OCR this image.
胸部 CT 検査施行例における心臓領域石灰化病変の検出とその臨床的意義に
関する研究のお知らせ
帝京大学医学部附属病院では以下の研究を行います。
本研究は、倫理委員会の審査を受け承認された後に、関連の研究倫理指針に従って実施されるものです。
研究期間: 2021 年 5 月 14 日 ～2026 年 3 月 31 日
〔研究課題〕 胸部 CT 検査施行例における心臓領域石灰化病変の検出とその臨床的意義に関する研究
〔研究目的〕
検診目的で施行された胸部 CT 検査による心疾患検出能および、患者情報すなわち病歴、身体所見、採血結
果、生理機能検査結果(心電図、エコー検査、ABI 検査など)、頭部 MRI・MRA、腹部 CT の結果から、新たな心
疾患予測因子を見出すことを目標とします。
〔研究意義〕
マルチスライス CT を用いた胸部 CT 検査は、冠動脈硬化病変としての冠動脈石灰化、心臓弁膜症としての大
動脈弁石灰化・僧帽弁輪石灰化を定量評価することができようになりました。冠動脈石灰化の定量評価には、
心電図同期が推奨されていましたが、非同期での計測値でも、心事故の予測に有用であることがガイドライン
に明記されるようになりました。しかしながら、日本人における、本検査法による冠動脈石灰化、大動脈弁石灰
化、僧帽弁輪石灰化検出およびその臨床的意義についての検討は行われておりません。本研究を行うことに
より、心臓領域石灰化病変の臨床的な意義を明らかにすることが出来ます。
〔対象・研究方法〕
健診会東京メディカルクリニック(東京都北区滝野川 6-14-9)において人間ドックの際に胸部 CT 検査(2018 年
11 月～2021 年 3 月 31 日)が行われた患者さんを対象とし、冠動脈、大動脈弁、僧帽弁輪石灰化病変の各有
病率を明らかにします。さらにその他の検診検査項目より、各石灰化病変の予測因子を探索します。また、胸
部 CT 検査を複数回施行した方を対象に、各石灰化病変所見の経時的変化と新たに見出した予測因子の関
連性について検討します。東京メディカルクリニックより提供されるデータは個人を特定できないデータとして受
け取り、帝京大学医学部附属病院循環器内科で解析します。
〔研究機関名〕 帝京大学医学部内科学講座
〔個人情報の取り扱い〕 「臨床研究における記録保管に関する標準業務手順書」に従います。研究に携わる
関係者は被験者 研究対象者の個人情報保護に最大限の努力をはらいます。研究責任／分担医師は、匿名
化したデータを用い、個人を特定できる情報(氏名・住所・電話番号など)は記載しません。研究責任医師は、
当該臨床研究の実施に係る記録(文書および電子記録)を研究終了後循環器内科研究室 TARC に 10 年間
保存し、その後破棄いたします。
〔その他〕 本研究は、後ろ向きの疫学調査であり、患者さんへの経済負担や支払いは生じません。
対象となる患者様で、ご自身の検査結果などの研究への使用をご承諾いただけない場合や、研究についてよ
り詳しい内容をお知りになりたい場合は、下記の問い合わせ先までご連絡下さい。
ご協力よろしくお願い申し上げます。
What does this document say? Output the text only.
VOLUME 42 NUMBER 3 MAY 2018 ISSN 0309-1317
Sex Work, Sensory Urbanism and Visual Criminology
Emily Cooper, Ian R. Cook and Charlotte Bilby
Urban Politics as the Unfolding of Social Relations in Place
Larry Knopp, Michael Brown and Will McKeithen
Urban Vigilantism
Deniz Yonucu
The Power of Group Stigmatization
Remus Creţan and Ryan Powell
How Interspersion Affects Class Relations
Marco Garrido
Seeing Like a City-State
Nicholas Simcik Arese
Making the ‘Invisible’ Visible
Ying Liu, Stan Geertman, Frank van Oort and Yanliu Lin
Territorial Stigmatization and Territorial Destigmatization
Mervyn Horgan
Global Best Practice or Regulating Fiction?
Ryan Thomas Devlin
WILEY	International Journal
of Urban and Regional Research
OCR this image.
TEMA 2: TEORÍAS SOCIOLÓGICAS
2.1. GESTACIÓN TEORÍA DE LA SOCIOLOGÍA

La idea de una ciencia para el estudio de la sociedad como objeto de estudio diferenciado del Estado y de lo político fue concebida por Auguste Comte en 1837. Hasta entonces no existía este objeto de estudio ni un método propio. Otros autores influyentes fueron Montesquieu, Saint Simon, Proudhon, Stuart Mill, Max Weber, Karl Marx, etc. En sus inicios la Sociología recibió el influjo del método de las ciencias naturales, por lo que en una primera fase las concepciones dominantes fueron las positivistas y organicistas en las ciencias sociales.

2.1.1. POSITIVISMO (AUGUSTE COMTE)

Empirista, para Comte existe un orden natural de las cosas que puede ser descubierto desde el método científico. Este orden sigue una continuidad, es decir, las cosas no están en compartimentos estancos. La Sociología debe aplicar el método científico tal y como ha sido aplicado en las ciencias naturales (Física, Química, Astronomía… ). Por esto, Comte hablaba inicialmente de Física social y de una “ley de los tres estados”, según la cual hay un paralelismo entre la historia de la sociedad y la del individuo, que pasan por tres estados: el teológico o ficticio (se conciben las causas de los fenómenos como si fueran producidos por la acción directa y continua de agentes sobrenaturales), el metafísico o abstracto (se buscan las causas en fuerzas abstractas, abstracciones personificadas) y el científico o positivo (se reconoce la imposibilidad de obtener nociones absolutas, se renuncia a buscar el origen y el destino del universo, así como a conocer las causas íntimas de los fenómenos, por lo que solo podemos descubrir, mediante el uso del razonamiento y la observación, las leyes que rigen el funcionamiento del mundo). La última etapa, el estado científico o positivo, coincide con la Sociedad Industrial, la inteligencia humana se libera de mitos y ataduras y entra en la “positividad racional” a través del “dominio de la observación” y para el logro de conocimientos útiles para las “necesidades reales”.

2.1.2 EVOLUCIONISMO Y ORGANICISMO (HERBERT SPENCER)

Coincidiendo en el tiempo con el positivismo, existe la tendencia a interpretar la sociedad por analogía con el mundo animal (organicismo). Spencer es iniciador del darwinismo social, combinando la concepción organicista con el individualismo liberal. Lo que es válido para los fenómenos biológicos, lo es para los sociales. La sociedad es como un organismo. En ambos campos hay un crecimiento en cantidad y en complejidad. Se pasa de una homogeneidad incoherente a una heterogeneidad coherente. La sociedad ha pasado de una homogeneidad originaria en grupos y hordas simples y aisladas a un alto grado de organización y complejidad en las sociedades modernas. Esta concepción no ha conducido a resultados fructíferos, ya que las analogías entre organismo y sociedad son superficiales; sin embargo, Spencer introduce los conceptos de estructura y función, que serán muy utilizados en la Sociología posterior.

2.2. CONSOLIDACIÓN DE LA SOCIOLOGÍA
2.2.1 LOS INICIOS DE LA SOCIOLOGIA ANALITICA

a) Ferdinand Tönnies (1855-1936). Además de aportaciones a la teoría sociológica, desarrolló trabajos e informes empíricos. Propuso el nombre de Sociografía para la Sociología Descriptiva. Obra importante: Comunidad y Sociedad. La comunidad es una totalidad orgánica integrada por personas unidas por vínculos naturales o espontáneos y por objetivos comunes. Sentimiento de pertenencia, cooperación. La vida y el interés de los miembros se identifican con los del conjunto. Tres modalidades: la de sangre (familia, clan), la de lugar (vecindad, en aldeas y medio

--------------------------------

Pick out every line above that contains the word "ciencias" and copy it.

La idea de una ciencia para el estudio de la sociedad como objeto de estudio diferenciado del Estado y de lo político fue concebida por Auguste Comte en 1837. Hasta entonces no existía este objeto de estudio ni un método propio. Otros autores influyentes fueron Montesquieu, Saint Simon, Proudhon, Stuart Mill, Max Weber, Karl Marx, etc. En sus inicios la Sociología recibió el influjo del método de las ciencias naturales, por lo que en una primera fase las concepciones dominantes fueron las positivistas y organicistas en las ciencias sociales.
Empirista, para Comte existe un orden natural de las cosas que puede ser descubierto desde el método científico. Este orden sigue una continuidad, es decir, las cosas no están en compartimentos estancos. La Sociología debe aplicar el método científico tal y como ha sido aplicado en las ciencias naturales (Física, Química, Astronomía… ). Por esto, Comte hablaba inicialmente de Física social y de una “ley de los tres estados”, según la cual hay un paralelismo entre la historia de la sociedad y la del individuo, que pasan por tres estados: el teológico o ficticio (se conciben las causas de los fenómenos como si fueran producidos por la acción directa y continua de agentes sobrenaturales), el metafísico o abstracto (se buscan las causas en fuerzas abstractas, abstracciones personificadas) y el científico o positivo (se reconoce la imposibilidad de obtener nociones absolutas, se renuncia a buscar el origen y el destino del universo, así como a conocer las causas íntimas de los fenómenos, por lo que solo podemos descubrir, mediante el uso del razonamiento y la observación, las leyes que rigen el funcionamiento del mundo). La última etapa, el estado científico o positivo, coincide con la Sociedad Industrial, la inteligencia humana se libera de mitos y ataduras y entra en la “positividad racional” a través del “dominio de la observación” y para el logro de conocimientos útiles para las “necesidades reales”.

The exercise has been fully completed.